** Start of INFORMATION SUPPLIED **

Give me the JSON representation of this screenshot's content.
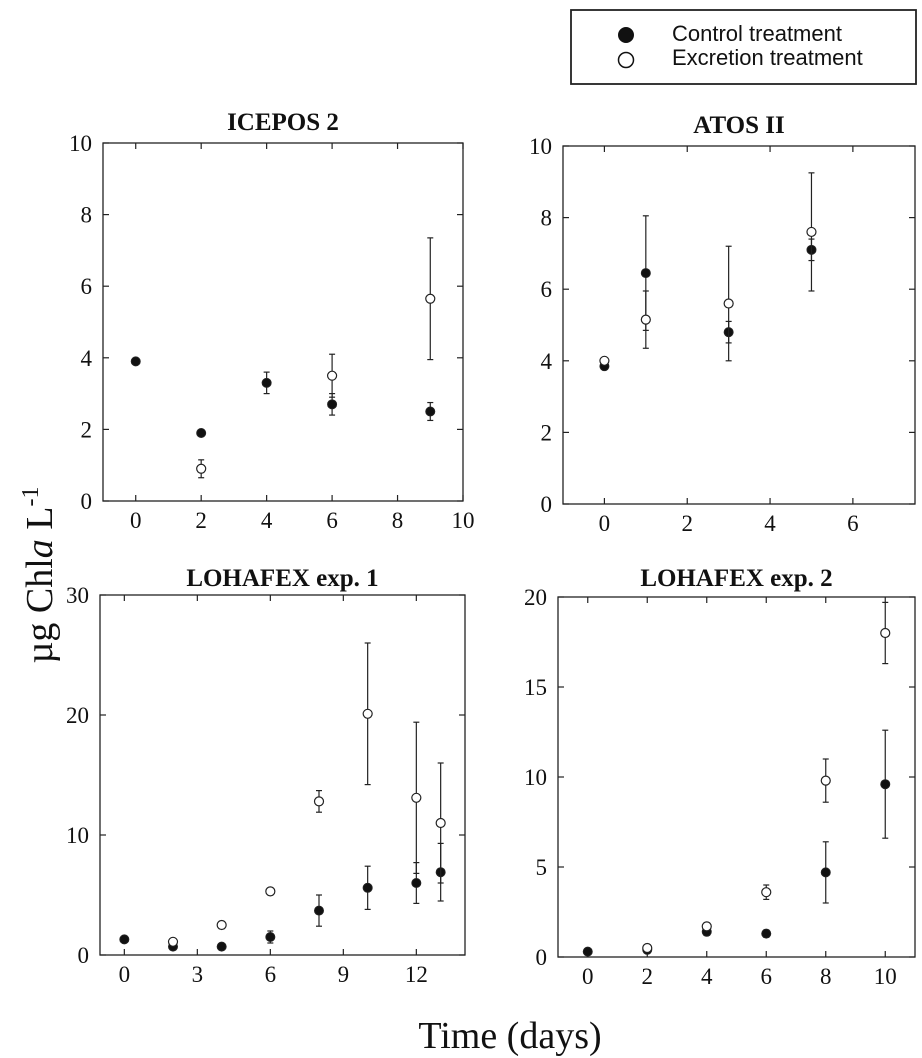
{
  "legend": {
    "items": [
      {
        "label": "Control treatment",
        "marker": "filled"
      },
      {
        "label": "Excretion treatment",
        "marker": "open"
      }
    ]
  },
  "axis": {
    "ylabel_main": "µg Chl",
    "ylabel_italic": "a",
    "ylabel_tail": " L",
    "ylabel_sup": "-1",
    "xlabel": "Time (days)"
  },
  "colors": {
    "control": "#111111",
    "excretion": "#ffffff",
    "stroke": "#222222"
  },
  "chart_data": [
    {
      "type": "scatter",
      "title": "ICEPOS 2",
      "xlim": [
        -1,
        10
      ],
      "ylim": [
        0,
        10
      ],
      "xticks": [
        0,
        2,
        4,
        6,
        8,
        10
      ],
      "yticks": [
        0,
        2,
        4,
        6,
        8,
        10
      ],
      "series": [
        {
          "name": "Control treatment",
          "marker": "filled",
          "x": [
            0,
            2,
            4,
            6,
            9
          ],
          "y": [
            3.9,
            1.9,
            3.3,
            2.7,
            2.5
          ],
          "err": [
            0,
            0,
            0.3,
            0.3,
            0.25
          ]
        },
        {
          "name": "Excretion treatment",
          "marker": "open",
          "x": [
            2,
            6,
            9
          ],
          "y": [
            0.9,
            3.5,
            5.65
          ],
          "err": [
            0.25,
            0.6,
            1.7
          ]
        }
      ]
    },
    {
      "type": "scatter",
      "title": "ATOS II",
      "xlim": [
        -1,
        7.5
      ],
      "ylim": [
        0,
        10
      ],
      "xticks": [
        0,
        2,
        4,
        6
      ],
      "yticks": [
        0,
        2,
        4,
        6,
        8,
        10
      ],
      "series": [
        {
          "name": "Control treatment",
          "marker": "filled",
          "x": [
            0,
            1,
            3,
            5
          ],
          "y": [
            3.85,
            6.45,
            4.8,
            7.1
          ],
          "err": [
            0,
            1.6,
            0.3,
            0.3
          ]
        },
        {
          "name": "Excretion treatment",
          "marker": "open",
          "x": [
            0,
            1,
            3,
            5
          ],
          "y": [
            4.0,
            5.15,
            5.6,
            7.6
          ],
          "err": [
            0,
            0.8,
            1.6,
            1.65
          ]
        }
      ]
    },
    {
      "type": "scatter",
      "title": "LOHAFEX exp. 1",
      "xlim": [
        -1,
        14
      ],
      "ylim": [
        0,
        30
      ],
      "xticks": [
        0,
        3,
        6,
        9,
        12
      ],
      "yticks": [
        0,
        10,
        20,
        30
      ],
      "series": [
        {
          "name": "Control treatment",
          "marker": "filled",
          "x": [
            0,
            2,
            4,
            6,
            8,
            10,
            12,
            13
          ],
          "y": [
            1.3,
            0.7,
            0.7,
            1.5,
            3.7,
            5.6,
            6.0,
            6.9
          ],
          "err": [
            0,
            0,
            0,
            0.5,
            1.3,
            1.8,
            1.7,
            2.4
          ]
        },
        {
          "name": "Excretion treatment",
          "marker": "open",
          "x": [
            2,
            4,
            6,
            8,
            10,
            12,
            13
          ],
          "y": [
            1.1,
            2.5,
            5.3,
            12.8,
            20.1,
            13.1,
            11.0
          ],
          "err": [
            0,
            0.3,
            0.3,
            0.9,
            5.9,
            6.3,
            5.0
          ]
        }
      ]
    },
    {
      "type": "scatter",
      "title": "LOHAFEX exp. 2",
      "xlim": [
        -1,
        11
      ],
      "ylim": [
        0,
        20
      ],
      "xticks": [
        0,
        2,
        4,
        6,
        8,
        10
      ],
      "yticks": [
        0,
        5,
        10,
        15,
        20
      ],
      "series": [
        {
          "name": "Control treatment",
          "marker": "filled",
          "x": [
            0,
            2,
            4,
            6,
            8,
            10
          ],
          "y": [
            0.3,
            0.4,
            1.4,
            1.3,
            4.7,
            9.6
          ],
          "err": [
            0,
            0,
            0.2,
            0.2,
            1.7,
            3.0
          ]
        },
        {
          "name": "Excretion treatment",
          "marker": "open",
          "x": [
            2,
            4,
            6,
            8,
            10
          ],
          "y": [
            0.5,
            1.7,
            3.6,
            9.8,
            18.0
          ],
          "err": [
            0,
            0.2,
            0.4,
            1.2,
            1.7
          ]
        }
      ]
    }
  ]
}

** End of INFORMATION SUPPLIED **
** Start of INFORMATION SUPPLIED **

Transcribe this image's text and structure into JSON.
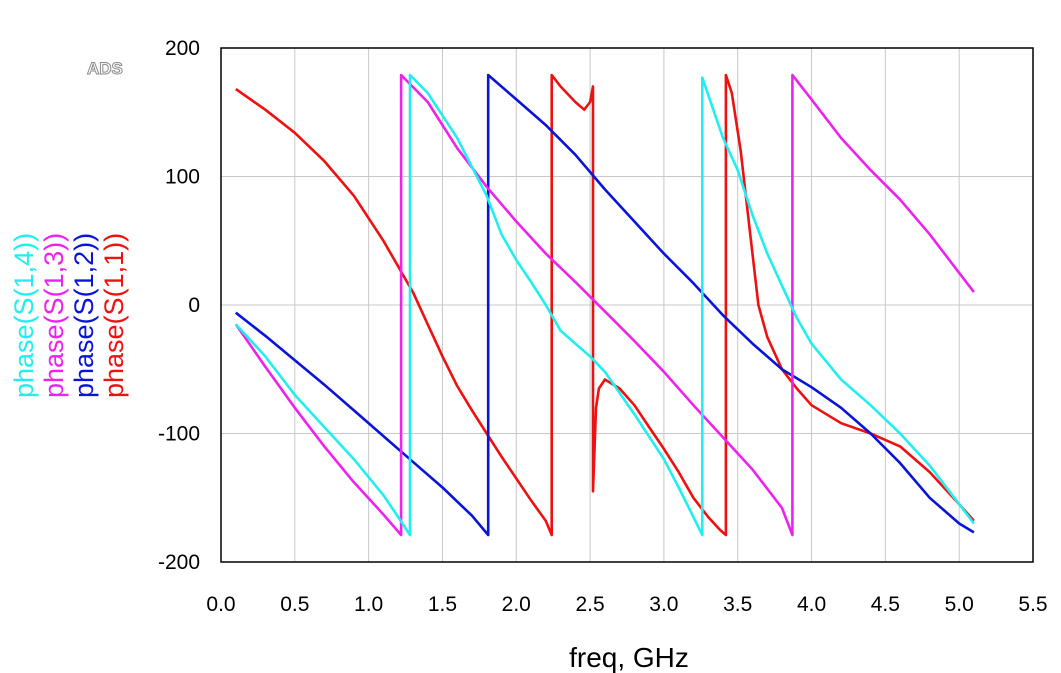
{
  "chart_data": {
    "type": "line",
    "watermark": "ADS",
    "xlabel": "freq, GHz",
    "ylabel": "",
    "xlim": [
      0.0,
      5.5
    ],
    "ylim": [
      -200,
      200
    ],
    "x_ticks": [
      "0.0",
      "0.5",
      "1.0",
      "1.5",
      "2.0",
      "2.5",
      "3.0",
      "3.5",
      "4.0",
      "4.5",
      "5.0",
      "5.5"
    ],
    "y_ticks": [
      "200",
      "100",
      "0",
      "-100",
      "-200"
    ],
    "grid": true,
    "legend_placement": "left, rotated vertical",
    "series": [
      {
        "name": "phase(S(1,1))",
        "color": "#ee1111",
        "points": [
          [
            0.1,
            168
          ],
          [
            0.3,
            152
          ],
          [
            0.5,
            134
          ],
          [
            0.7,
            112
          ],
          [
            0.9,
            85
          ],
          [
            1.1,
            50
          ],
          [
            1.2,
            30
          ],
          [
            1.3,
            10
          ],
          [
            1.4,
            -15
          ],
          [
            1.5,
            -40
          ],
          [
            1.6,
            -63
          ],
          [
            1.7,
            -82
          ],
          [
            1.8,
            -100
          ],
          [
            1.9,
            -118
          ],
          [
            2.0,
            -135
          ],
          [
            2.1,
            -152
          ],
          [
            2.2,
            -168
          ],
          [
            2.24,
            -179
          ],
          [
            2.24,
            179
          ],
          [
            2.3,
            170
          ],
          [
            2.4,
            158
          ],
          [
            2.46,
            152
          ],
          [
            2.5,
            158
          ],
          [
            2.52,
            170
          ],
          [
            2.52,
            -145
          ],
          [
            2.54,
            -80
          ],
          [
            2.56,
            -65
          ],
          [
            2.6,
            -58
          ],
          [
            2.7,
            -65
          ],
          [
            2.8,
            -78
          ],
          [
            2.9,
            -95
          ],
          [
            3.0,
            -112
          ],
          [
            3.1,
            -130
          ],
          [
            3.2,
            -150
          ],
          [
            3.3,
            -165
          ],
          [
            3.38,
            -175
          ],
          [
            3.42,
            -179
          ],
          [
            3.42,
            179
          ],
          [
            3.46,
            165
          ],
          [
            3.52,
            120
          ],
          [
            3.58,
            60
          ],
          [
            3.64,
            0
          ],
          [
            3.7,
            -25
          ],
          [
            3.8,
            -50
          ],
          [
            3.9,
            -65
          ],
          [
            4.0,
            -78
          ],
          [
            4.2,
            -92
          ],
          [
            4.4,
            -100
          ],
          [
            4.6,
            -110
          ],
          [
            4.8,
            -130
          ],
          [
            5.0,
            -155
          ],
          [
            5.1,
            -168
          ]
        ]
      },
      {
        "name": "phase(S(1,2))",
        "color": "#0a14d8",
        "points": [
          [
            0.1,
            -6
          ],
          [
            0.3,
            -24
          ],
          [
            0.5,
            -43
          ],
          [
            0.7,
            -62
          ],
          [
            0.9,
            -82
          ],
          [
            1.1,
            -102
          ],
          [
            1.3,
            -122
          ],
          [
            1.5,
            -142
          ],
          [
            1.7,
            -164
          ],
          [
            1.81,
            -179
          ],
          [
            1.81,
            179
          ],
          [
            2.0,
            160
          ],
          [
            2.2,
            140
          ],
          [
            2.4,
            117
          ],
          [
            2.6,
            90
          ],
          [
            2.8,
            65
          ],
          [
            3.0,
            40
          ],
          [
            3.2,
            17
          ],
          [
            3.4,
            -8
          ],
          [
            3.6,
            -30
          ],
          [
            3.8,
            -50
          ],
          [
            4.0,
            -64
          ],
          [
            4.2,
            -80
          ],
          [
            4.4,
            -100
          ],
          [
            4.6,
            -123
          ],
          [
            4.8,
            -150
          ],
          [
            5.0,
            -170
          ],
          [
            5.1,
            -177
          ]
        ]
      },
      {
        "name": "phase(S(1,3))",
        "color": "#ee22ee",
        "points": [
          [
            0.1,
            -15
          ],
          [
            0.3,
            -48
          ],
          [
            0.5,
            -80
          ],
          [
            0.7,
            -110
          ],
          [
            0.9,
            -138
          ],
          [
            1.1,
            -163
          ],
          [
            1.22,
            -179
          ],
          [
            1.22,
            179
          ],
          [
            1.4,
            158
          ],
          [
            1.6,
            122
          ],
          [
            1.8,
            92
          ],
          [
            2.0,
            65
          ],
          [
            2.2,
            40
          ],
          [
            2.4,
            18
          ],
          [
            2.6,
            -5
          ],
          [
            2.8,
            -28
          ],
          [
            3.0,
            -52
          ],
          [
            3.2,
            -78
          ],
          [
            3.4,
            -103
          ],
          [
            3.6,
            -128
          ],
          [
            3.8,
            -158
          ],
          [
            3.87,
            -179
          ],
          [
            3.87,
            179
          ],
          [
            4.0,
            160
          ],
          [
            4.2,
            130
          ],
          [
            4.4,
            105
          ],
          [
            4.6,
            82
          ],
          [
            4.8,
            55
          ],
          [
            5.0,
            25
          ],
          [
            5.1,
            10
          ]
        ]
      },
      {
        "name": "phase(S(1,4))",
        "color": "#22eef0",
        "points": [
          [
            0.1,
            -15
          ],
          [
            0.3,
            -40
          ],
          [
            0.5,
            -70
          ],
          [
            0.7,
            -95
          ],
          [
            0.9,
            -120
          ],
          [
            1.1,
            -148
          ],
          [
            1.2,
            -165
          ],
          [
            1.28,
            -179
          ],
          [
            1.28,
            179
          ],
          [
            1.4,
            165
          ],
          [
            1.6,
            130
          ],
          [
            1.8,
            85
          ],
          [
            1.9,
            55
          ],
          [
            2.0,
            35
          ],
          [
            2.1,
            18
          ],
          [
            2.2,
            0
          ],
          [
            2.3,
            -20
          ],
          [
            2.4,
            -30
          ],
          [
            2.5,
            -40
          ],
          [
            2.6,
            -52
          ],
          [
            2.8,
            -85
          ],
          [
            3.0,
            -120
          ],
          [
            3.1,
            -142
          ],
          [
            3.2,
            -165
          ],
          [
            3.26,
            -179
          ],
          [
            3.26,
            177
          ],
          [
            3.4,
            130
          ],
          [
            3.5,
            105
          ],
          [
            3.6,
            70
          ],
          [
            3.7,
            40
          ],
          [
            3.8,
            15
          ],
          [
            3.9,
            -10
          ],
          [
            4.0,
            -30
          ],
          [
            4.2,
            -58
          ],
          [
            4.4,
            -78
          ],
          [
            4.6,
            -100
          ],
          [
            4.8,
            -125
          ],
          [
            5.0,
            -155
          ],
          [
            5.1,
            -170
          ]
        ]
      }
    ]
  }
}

** End of INFORMATION SUPPLIED **
** Start of INFORMATION SUPPLIED **

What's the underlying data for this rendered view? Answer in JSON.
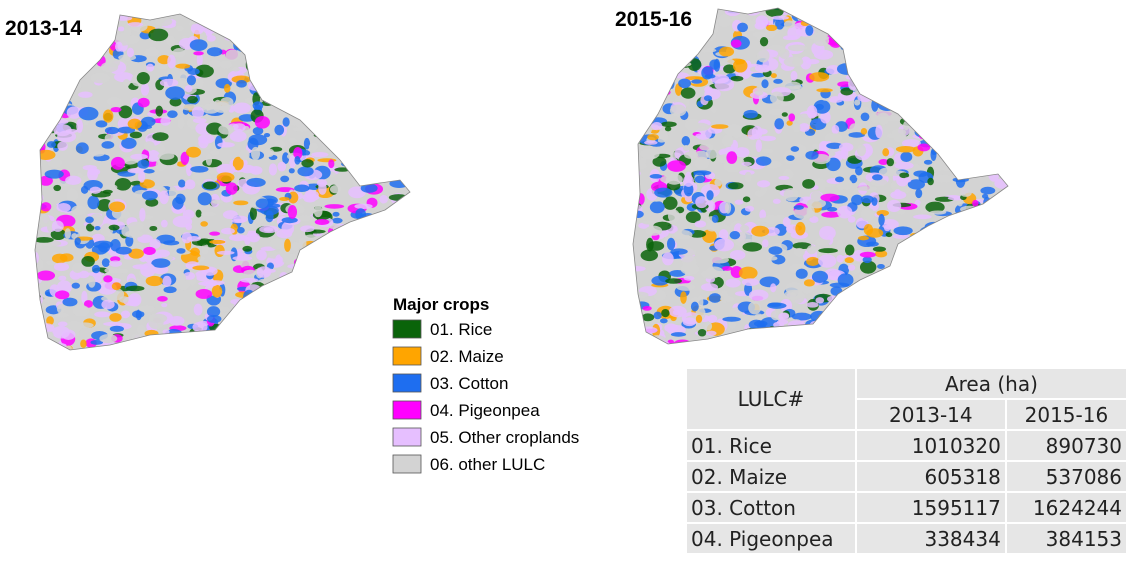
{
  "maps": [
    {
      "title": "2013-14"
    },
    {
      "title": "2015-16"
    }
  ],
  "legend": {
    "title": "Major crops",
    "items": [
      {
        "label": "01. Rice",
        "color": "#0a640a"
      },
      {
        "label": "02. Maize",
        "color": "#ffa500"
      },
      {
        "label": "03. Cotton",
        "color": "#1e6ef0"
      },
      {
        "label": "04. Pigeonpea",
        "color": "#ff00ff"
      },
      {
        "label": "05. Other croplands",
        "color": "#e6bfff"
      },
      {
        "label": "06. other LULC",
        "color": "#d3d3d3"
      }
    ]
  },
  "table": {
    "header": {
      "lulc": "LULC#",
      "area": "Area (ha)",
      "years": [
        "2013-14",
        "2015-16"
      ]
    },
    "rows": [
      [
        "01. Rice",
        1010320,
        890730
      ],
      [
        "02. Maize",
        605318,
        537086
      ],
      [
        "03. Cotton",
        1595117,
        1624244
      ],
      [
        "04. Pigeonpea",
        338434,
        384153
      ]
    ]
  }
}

** End of INFORMATION SUPPLIED **

**SHORT EXERCISE:** Return all lines of the material above in which the word "phase" occurs.

**FINAL ANSWER:**
        "name": "phase(S(1,1))",
        "name": "phase(S(1,2))",
        "name": "phase(S(1,3))",
        "name": "phase(S(1,4))",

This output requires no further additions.